### WHAT YOU HAVE TO DO
Every line with the string "text" should be gathered.

### DATA LISTING
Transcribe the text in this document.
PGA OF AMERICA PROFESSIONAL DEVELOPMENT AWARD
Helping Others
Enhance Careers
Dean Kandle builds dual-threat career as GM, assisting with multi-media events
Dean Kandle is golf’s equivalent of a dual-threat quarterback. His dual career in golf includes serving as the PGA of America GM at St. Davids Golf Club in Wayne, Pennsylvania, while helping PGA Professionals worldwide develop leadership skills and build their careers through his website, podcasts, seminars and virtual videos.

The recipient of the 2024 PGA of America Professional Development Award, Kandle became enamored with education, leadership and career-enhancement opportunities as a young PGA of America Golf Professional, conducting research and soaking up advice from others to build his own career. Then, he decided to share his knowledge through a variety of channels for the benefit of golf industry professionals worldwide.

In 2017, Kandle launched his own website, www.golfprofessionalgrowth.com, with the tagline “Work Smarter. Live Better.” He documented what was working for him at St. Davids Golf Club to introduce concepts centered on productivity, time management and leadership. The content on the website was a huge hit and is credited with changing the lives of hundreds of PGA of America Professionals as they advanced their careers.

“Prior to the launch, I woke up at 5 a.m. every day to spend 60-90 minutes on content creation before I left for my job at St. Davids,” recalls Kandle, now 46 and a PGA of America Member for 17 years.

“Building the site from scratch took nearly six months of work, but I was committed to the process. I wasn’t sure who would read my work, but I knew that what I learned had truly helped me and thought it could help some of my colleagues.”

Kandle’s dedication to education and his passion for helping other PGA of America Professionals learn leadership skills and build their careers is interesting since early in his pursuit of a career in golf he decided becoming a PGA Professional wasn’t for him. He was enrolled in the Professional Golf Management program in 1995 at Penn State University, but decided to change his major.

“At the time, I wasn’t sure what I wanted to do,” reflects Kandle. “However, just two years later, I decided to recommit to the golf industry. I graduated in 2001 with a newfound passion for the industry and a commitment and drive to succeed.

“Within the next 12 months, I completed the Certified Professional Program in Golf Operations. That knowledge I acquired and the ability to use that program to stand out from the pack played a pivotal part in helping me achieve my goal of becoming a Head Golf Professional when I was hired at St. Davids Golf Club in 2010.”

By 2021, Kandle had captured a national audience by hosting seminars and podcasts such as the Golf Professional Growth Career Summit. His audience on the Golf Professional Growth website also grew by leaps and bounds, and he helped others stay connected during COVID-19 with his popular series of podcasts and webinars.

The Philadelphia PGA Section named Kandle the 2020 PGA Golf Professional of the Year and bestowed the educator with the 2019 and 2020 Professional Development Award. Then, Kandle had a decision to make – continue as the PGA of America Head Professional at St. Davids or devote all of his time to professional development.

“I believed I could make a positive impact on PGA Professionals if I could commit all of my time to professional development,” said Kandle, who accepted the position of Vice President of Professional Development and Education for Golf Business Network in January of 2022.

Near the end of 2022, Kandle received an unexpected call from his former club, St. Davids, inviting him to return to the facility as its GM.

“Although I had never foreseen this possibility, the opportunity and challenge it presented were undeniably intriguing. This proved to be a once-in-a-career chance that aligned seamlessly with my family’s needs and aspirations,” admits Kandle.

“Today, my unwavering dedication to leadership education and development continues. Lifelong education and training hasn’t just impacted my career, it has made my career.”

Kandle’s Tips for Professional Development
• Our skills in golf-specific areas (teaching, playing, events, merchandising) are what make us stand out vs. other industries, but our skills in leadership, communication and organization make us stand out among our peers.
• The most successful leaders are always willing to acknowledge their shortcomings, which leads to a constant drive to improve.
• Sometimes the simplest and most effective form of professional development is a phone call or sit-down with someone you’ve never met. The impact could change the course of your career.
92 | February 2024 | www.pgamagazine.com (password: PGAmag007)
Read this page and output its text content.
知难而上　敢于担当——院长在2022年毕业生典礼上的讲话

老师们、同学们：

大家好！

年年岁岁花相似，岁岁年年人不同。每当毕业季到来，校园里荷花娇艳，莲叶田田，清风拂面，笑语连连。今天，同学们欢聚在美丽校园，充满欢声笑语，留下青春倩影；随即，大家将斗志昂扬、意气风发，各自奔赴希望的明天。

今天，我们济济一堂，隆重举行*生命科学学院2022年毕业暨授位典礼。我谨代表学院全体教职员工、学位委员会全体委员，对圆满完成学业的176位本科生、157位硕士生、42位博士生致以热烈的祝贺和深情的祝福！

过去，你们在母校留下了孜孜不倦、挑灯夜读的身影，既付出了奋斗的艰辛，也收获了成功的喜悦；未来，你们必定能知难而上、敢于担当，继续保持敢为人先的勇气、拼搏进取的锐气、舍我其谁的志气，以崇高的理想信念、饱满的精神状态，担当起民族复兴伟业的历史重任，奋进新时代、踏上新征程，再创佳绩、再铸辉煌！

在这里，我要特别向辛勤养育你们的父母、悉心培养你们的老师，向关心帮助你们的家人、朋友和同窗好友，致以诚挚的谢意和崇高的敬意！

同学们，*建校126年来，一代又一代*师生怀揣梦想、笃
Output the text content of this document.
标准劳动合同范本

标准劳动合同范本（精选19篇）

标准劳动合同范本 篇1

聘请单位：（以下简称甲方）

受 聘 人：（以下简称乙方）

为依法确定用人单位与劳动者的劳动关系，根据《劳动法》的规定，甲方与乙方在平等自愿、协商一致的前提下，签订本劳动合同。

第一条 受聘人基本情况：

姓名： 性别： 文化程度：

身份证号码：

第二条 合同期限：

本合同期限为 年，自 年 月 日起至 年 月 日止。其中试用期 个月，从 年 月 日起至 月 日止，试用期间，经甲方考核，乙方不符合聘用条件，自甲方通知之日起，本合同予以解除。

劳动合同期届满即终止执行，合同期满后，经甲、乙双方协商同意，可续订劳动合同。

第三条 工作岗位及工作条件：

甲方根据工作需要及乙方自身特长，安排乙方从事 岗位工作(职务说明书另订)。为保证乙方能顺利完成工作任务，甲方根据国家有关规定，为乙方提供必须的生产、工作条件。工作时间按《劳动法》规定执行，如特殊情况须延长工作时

### RESULT OF THIS EXERCISE
Transcribe the text in this document.
Read this page and output its text content.
Output the text content of this document.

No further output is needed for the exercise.